Problem:
Make an exact copy of the data below, leaving out every picture.

── Data records ──

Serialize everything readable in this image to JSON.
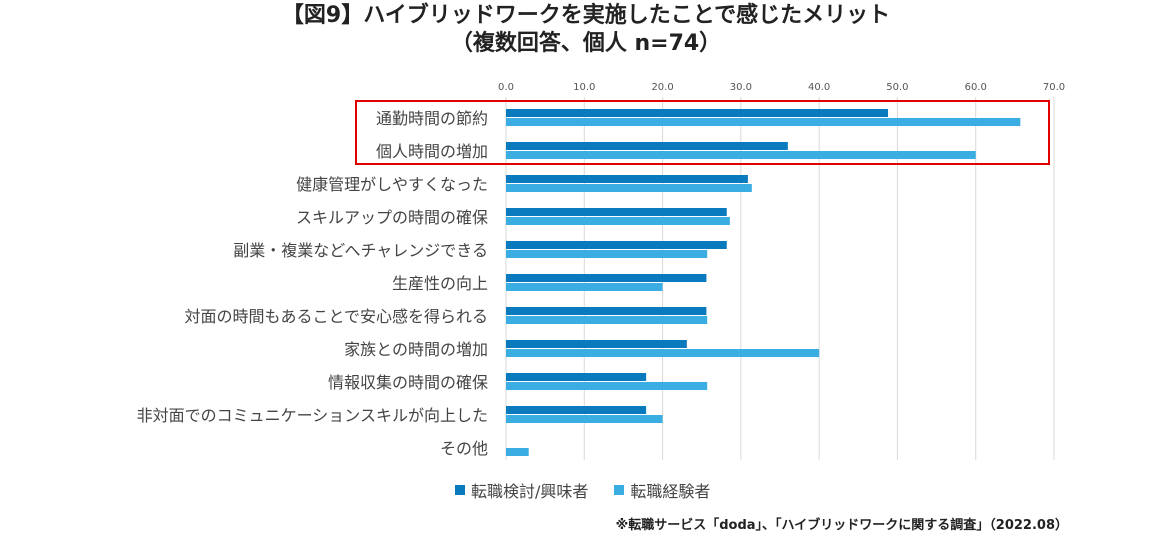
{
  "chart_data": {
    "type": "bar",
    "orientation": "horizontal",
    "title_line1": "【図9】ハイブリッドワークを実施したことで感じたメリット",
    "title_line2": "（複数回答、個人 n=74）",
    "categories": [
      "通勤時間の節約",
      "個人時間の増加",
      "健康管理がしやすくなった",
      "スキルアップの時間の確保",
      "副業・複業などへチャレンジできる",
      "生産性の向上",
      "対面の時間もあることで安心感を得られる",
      "家族との時間の増加",
      "情報収集の時間の確保",
      "非対面でのコミュニケーションスキルが向上した",
      "その他"
    ],
    "series": [
      {
        "name": "転職検討/興味者",
        "color": "#0a7abf",
        "values": [
          48.8,
          36.0,
          30.9,
          28.2,
          28.2,
          25.6,
          25.6,
          23.1,
          17.9,
          17.9,
          0
        ]
      },
      {
        "name": "転職経験者",
        "color": "#3aaee3",
        "values": [
          65.7,
          60.0,
          31.4,
          28.6,
          25.7,
          20.0,
          25.7,
          40.0,
          25.7,
          20.0,
          2.9
        ]
      }
    ],
    "xlim": [
      0,
      70
    ],
    "xticks": [
      "0.0",
      "10.0",
      "20.0",
      "30.0",
      "40.0",
      "50.0",
      "60.0",
      "70.0"
    ],
    "xaxis_position": "top",
    "grid": true,
    "legend_position": "bottom",
    "highlight_color": "#e00000"
  },
  "source_note": "※転職サービス「doda」、「ハイブリッドワークに関する調査」（2022.08）"
}
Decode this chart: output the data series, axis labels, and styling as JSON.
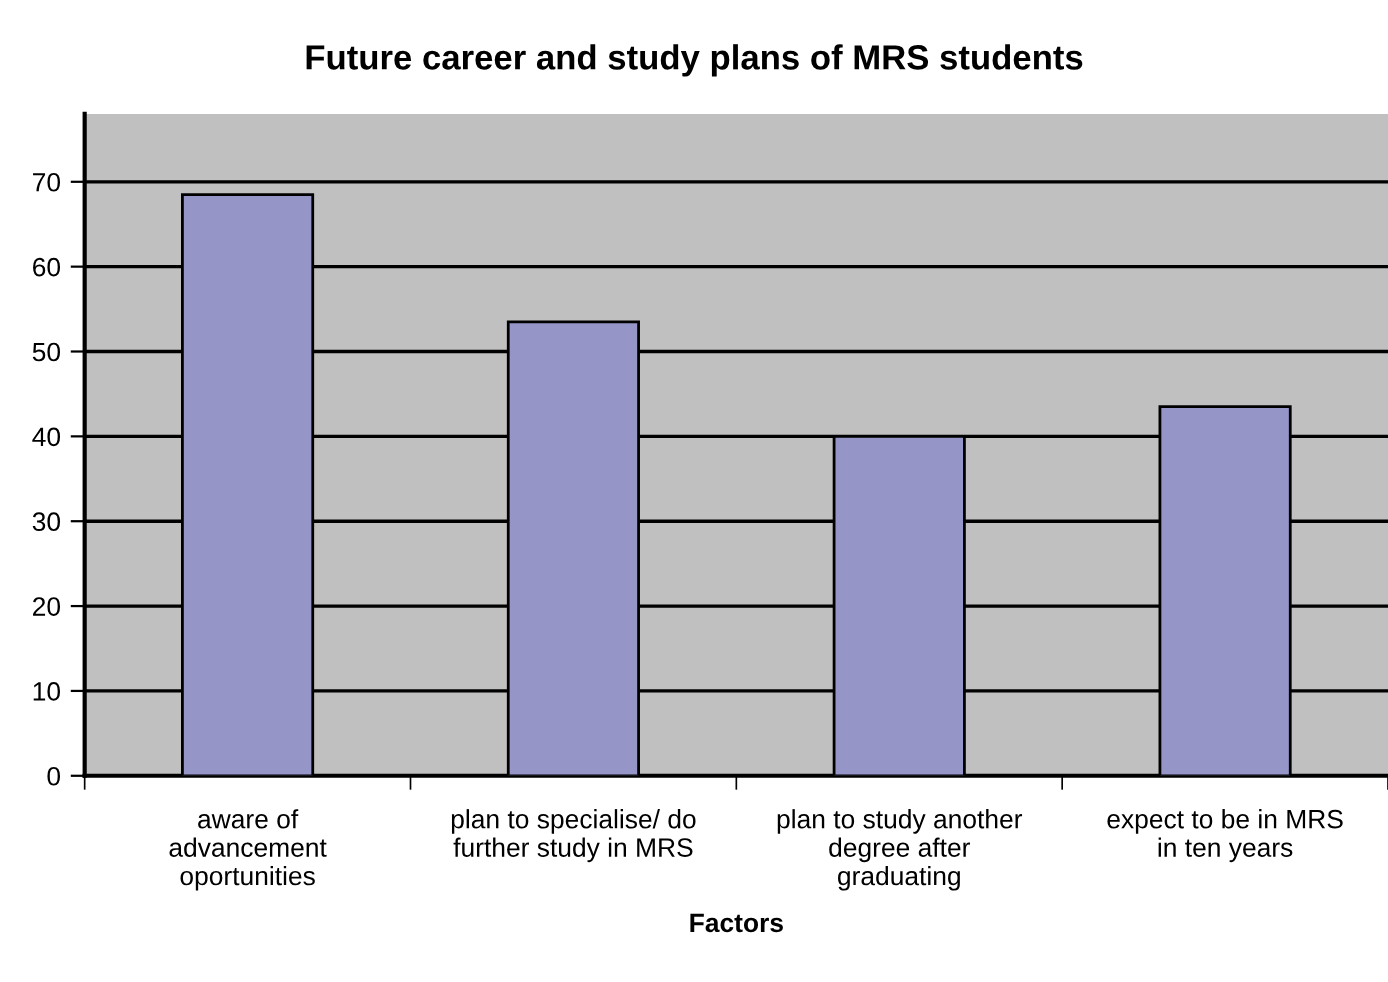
{
  "chart_data": {
    "type": "bar",
    "title": "Future career and study plans of MRS students",
    "xlabel": "Factors",
    "categories": [
      "aware of\nadvancement\noportunities",
      "plan to specialise/ do\nfurther study in MRS",
      "plan to study another\ndegree after\ngraduating",
      "expect to be in MRS\nin ten years"
    ],
    "values": [
      68.5,
      53.5,
      40,
      43.5
    ],
    "color": "#9595c8",
    "ylim": [
      0,
      78
    ],
    "yticks": [
      0,
      10,
      20,
      30,
      40,
      50,
      60,
      70
    ],
    "grid": "y"
  }
}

───

Expected output:
Serialize everything readable in this image to JSON.
{
  "chart_data": {
    "type": "bar",
    "orientation": "horizontal",
    "title_line1": "【図9】ハイブリッドワークを実施したことで感じたメリット",
    "title_line2": "（複数回答、個人 n=74）",
    "categories": [
      "通勤時間の節約",
      "個人時間の増加",
      "健康管理がしやすくなった",
      "スキルアップの時間の確保",
      "副業・複業などへチャレンジできる",
      "生産性の向上",
      "対面の時間もあることで安心感を得られる",
      "家族との時間の増加",
      "情報収集の時間の確保",
      "非対面でのコミュニケーションスキルが向上した",
      "その他"
    ],
    "series": [
      {
        "name": "転職検討/興味者",
        "color": "#0a7abf",
        "values": [
          48.8,
          36.0,
          30.9,
          28.2,
          28.2,
          25.6,
          25.6,
          23.1,
          17.9,
          17.9,
          0
        ]
      },
      {
        "name": "転職経験者",
        "color": "#3aaee3",
        "values": [
          65.7,
          60.0,
          31.4,
          28.6,
          25.7,
          20.0,
          25.7,
          40.0,
          25.7,
          20.0,
          2.9
        ]
      }
    ],
    "xlim": [
      0,
      70
    ],
    "xticks": [
      "0.0",
      "10.0",
      "20.0",
      "30.0",
      "40.0",
      "50.0",
      "60.0",
      "70.0"
    ],
    "xaxis_position": "top",
    "grid": true,
    "legend_position": "bottom",
    "highlight_color": "#e00000"
  },
  "source_note": "※転職サービス「doda」、「ハイブリッドワークに関する調査」（2022.08）"
}
Decode this chart: output the data series, axis labels, and styling as JSON.
{
  "chart_data": {
    "type": "bar",
    "title": "Future career and study plans of MRS students",
    "xlabel": "Factors",
    "categories": [
      "aware of\nadvancement\noportunities",
      "plan to specialise/ do\nfurther study in MRS",
      "plan to study another\ndegree after\ngraduating",
      "expect to be in MRS\nin ten years"
    ],
    "values": [
      68.5,
      53.5,
      40,
      43.5
    ],
    "color": "#9595c8",
    "ylim": [
      0,
      78
    ],
    "yticks": [
      0,
      10,
      20,
      30,
      40,
      50,
      60,
      70
    ],
    "grid": "y"
  }
}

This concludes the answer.